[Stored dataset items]
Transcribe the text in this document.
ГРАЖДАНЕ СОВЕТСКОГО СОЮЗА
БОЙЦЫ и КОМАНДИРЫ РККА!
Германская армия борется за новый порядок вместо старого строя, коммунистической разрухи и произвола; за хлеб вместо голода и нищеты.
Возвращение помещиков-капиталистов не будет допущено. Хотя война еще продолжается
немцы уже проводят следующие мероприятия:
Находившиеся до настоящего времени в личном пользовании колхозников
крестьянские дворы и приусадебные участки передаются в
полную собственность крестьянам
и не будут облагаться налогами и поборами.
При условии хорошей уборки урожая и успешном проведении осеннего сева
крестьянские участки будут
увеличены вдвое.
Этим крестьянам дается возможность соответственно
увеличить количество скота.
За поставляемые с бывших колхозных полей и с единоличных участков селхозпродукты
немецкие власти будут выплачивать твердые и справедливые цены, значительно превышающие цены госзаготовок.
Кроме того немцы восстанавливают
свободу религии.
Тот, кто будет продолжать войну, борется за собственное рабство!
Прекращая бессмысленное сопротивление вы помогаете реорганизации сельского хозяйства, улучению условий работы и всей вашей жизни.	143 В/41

• TO DO:
The listing above must be transcribed exactly, line by line.

• RESULT OF THIS TASK:
Transcribe the text in this document.
ГРАЖДАНЕ СОВЕТСКОГО СОЮЗА
БОЙЦЫ и КОМАНДИРЫ РККА!
Германская армия борется за новый порядок вместо старого строя, коммунистической разрухи и произвола; за хлеб вместо голода и нищеты.
Возвращение помещиков-капиталистов не будет допущено. Хотя война еще продолжается
немцы уже проводят следующие мероприятия:
Находившиеся до настоящего времени в личном пользовании колхозников
крестьянские дворы и приусадебные участки передаются в
полную собственность крестьянам
и не будут облагаться налогами и поборами.
При условии хорошей уборки урожая и успешном проведении осеннего сева
крестьянские участки будут
увеличены вдвое.
Этим крестьянам дается возможность соответственно
увеличить количество скота.
За поставляемые с бывших колхозных полей и с единоличных участков селхозпродукты
немецкие власти будут выплачивать твердые и справедливые цены, значительно превышающие цены госзаготовок.
Кроме того немцы восстанавливают
свободу религии.
Тот, кто будет продолжать войну, борется за собственное рабство!
Прекращая бессмысленное сопротивление вы помогаете реорганизации сельского хозяйства, улучению условий работы и всей вашей жизни.	143 В/41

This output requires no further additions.